* [What to work on] Only the pictures are omitted; repeat all other data exactly.

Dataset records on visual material
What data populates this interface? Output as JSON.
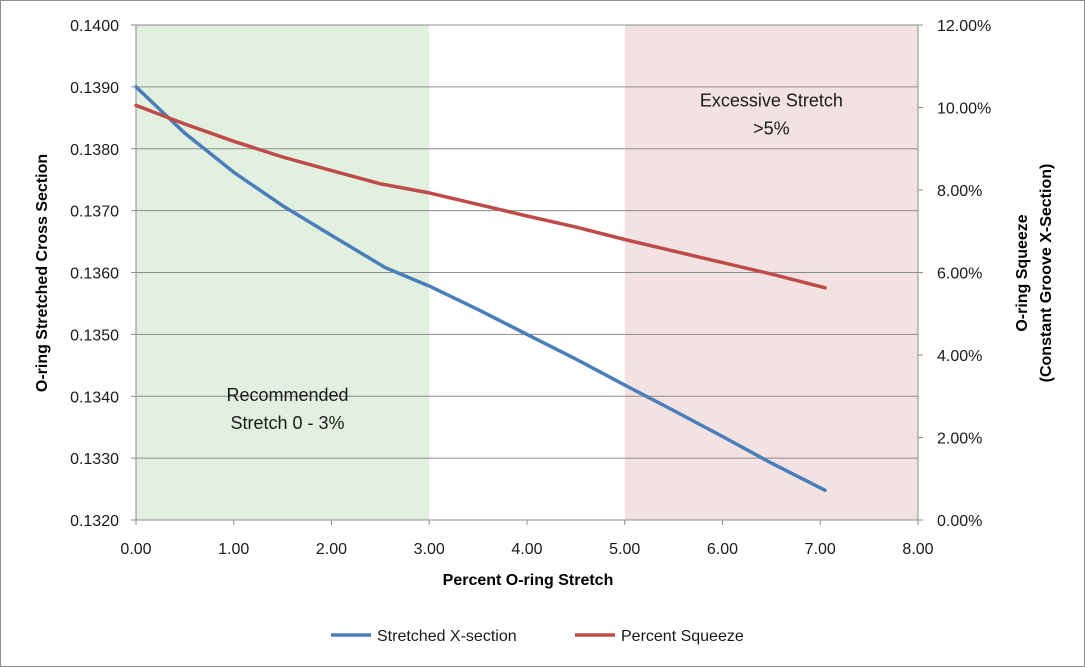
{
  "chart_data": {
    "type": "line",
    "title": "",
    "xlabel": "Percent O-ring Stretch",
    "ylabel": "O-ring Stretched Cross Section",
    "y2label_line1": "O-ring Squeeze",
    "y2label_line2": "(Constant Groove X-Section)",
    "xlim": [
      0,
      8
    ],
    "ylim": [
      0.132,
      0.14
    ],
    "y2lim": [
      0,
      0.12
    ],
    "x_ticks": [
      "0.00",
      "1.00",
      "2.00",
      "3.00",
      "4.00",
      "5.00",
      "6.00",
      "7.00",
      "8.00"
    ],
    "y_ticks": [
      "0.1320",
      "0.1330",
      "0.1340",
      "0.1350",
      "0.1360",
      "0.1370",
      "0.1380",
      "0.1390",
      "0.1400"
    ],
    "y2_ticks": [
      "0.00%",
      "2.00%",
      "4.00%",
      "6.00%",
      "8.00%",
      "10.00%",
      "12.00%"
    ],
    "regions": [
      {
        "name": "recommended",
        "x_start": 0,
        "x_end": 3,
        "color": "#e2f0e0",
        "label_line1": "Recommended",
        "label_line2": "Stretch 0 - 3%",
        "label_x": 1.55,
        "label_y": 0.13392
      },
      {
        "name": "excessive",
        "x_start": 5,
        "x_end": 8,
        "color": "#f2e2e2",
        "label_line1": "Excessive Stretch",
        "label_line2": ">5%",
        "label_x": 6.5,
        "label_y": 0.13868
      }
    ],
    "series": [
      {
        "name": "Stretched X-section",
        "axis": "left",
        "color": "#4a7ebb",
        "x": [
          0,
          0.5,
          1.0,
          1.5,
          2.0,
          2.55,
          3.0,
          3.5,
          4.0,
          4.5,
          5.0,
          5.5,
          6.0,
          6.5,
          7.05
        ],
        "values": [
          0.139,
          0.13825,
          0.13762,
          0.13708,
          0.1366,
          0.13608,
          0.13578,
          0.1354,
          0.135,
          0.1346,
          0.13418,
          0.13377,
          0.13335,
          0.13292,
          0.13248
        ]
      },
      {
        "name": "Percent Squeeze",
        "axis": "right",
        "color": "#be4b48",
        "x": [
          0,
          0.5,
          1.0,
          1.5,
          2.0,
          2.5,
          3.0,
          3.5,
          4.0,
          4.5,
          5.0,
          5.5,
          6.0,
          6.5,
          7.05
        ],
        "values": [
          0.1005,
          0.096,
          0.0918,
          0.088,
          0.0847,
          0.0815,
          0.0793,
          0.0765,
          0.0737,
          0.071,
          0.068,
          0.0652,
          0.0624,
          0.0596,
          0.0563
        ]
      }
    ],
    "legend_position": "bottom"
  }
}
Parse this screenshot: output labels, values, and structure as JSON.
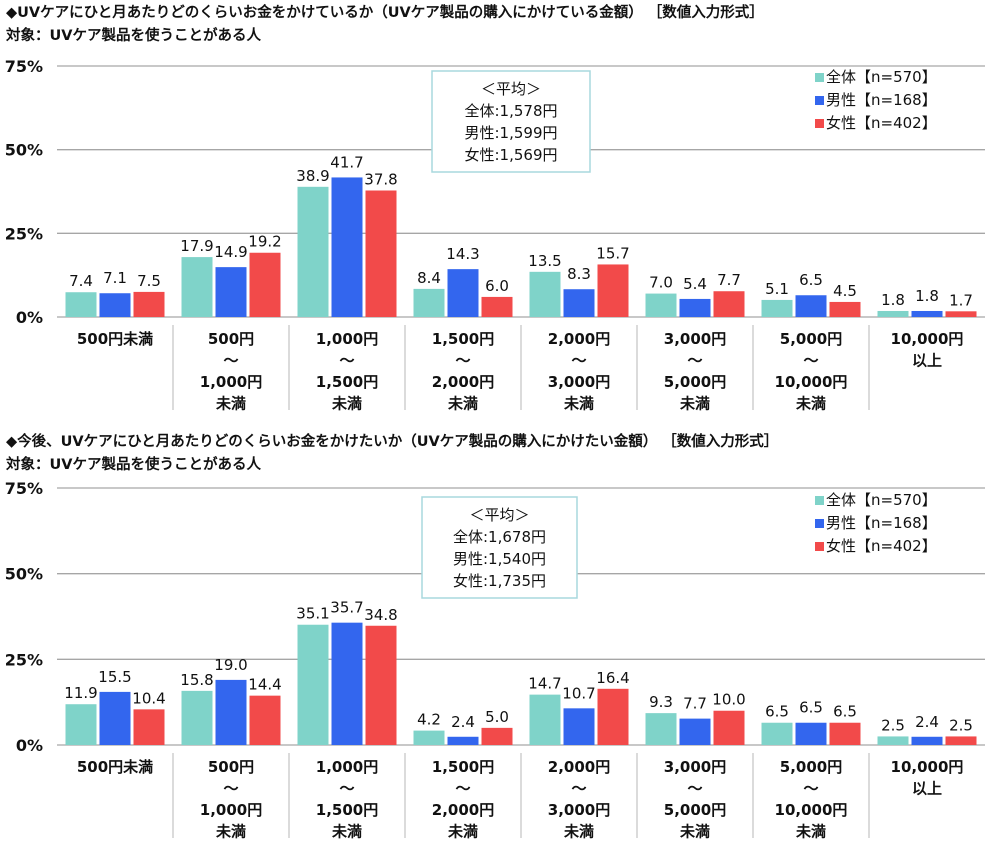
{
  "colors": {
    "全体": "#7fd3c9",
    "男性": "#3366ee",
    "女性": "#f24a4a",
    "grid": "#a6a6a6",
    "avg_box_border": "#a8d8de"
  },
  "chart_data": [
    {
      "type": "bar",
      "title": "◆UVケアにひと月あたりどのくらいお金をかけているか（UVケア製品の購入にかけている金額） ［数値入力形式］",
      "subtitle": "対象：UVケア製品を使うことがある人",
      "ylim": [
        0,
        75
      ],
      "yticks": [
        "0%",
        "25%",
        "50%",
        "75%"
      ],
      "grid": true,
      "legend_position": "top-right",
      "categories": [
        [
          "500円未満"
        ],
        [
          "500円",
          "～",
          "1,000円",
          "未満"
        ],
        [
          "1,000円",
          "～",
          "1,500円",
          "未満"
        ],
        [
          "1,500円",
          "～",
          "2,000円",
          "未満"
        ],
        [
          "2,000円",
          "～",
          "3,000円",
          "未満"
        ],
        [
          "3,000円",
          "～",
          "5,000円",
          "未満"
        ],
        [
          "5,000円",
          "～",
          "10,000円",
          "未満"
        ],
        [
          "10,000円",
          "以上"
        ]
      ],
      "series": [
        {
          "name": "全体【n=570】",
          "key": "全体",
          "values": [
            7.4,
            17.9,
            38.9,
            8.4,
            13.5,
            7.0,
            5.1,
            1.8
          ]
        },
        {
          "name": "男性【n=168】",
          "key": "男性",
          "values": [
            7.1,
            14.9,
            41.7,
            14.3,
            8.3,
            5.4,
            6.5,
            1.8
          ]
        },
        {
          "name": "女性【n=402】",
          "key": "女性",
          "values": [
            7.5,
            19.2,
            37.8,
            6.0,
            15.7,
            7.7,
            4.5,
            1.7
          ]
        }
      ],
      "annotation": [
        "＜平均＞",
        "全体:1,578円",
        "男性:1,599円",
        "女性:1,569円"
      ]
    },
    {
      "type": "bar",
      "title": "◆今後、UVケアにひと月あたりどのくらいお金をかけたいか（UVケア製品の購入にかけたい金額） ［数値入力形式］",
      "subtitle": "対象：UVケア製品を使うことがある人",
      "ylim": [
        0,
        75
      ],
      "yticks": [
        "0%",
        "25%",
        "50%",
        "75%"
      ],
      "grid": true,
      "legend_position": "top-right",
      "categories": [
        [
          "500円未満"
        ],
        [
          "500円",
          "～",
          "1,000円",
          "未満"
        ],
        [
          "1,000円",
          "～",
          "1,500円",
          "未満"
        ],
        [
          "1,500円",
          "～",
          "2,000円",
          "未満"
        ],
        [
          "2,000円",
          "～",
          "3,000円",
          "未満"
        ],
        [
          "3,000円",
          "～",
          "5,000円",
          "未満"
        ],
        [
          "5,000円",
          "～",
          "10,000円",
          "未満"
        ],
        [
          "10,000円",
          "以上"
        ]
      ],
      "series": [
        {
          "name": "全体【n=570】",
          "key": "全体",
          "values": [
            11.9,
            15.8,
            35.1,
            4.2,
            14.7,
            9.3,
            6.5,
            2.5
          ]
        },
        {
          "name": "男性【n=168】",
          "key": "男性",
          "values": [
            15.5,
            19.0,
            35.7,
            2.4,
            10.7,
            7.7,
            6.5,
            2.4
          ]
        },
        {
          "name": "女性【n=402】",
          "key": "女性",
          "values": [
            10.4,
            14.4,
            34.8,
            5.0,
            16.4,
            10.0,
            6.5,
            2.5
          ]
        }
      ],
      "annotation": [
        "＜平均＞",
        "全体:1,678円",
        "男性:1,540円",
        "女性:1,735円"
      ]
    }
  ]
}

* [Answer]
What data populates this interface? Output as JSON.
{
  "chart_data": {
    "type": "line",
    "title": "",
    "xlabel": "Percent O-ring Stretch",
    "ylabel": "O-ring Stretched Cross Section",
    "y2label_line1": "O-ring Squeeze",
    "y2label_line2": "(Constant Groove X-Section)",
    "xlim": [
      0,
      8
    ],
    "ylim": [
      0.132,
      0.14
    ],
    "y2lim": [
      0,
      0.12
    ],
    "x_ticks": [
      "0.00",
      "1.00",
      "2.00",
      "3.00",
      "4.00",
      "5.00",
      "6.00",
      "7.00",
      "8.00"
    ],
    "y_ticks": [
      "0.1320",
      "0.1330",
      "0.1340",
      "0.1350",
      "0.1360",
      "0.1370",
      "0.1380",
      "0.1390",
      "0.1400"
    ],
    "y2_ticks": [
      "0.00%",
      "2.00%",
      "4.00%",
      "6.00%",
      "8.00%",
      "10.00%",
      "12.00%"
    ],
    "regions": [
      {
        "name": "recommended",
        "x_start": 0,
        "x_end": 3,
        "color": "#e2f0e0",
        "label_line1": "Recommended",
        "label_line2": "Stretch 0 - 3%",
        "label_x": 1.55,
        "label_y": 0.13392
      },
      {
        "name": "excessive",
        "x_start": 5,
        "x_end": 8,
        "color": "#f2e2e2",
        "label_line1": "Excessive Stretch",
        "label_line2": ">5%",
        "label_x": 6.5,
        "label_y": 0.13868
      }
    ],
    "series": [
      {
        "name": "Stretched X-section",
        "axis": "left",
        "color": "#4a7ebb",
        "x": [
          0,
          0.5,
          1.0,
          1.5,
          2.0,
          2.55,
          3.0,
          3.5,
          4.0,
          4.5,
          5.0,
          5.5,
          6.0,
          6.5,
          7.05
        ],
        "values": [
          0.139,
          0.13825,
          0.13762,
          0.13708,
          0.1366,
          0.13608,
          0.13578,
          0.1354,
          0.135,
          0.1346,
          0.13418,
          0.13377,
          0.13335,
          0.13292,
          0.13248
        ]
      },
      {
        "name": "Percent Squeeze",
        "axis": "right",
        "color": "#be4b48",
        "x": [
          0,
          0.5,
          1.0,
          1.5,
          2.0,
          2.5,
          3.0,
          3.5,
          4.0,
          4.5,
          5.0,
          5.5,
          6.0,
          6.5,
          7.05
        ],
        "values": [
          0.1005,
          0.096,
          0.0918,
          0.088,
          0.0847,
          0.0815,
          0.0793,
          0.0765,
          0.0737,
          0.071,
          0.068,
          0.0652,
          0.0624,
          0.0596,
          0.0563
        ]
      }
    ],
    "legend_position": "bottom"
  }
}
Parse this screenshot: output labels, values, and structure as JSON.
{
  "colors": {
    "全体": "#7fd3c9",
    "男性": "#3366ee",
    "女性": "#f24a4a",
    "grid": "#a6a6a6",
    "avg_box_border": "#a8d8de"
  },
  "chart_data": [
    {
      "type": "bar",
      "title": "◆UVケアにひと月あたりどのくらいお金をかけているか（UVケア製品の購入にかけている金額） ［数値入力形式］",
      "subtitle": "対象：UVケア製品を使うことがある人",
      "ylim": [
        0,
        75
      ],
      "yticks": [
        "0%",
        "25%",
        "50%",
        "75%"
      ],
      "grid": true,
      "legend_position": "top-right",
      "categories": [
        [
          "500円未満"
        ],
        [
          "500円",
          "～",
          "1,000円",
          "未満"
        ],
        [
          "1,000円",
          "～",
          "1,500円",
          "未満"
        ],
        [
          "1,500円",
          "～",
          "2,000円",
          "未満"
        ],
        [
          "2,000円",
          "～",
          "3,000円",
          "未満"
        ],
        [
          "3,000円",
          "～",
          "5,000円",
          "未満"
        ],
        [
          "5,000円",
          "～",
          "10,000円",
          "未満"
        ],
        [
          "10,000円",
          "以上"
        ]
      ],
      "series": [
        {
          "name": "全体【n=570】",
          "key": "全体",
          "values": [
            7.4,
            17.9,
            38.9,
            8.4,
            13.5,
            7.0,
            5.1,
            1.8
          ]
        },
        {
          "name": "男性【n=168】",
          "key": "男性",
          "values": [
            7.1,
            14.9,
            41.7,
            14.3,
            8.3,
            5.4,
            6.5,
            1.8
          ]
        },
        {
          "name": "女性【n=402】",
          "key": "女性",
          "values": [
            7.5,
            19.2,
            37.8,
            6.0,
            15.7,
            7.7,
            4.5,
            1.7
          ]
        }
      ],
      "annotation": [
        "＜平均＞",
        "全体:1,578円",
        "男性:1,599円",
        "女性:1,569円"
      ]
    },
    {
      "type": "bar",
      "title": "◆今後、UVケアにひと月あたりどのくらいお金をかけたいか（UVケア製品の購入にかけたい金額） ［数値入力形式］",
      "subtitle": "対象：UVケア製品を使うことがある人",
      "ylim": [
        0,
        75
      ],
      "yticks": [
        "0%",
        "25%",
        "50%",
        "75%"
      ],
      "grid": true,
      "legend_position": "top-right",
      "categories": [
        [
          "500円未満"
        ],
        [
          "500円",
          "～",
          "1,000円",
          "未満"
        ],
        [
          "1,000円",
          "～",
          "1,500円",
          "未満"
        ],
        [
          "1,500円",
          "～",
          "2,000円",
          "未満"
        ],
        [
          "2,000円",
          "～",
          "3,000円",
          "未満"
        ],
        [
          "3,000円",
          "～",
          "5,000円",
          "未満"
        ],
        [
          "5,000円",
          "～",
          "10,000円",
          "未満"
        ],
        [
          "10,000円",
          "以上"
        ]
      ],
      "series": [
        {
          "name": "全体【n=570】",
          "key": "全体",
          "values": [
            11.9,
            15.8,
            35.1,
            4.2,
            14.7,
            9.3,
            6.5,
            2.5
          ]
        },
        {
          "name": "男性【n=168】",
          "key": "男性",
          "values": [
            15.5,
            19.0,
            35.7,
            2.4,
            10.7,
            7.7,
            6.5,
            2.4
          ]
        },
        {
          "name": "女性【n=402】",
          "key": "女性",
          "values": [
            10.4,
            14.4,
            34.8,
            5.0,
            16.4,
            10.0,
            6.5,
            2.5
          ]
        }
      ],
      "annotation": [
        "＜平均＞",
        "全体:1,678円",
        "男性:1,540円",
        "女性:1,735円"
      ]
    }
  ]
}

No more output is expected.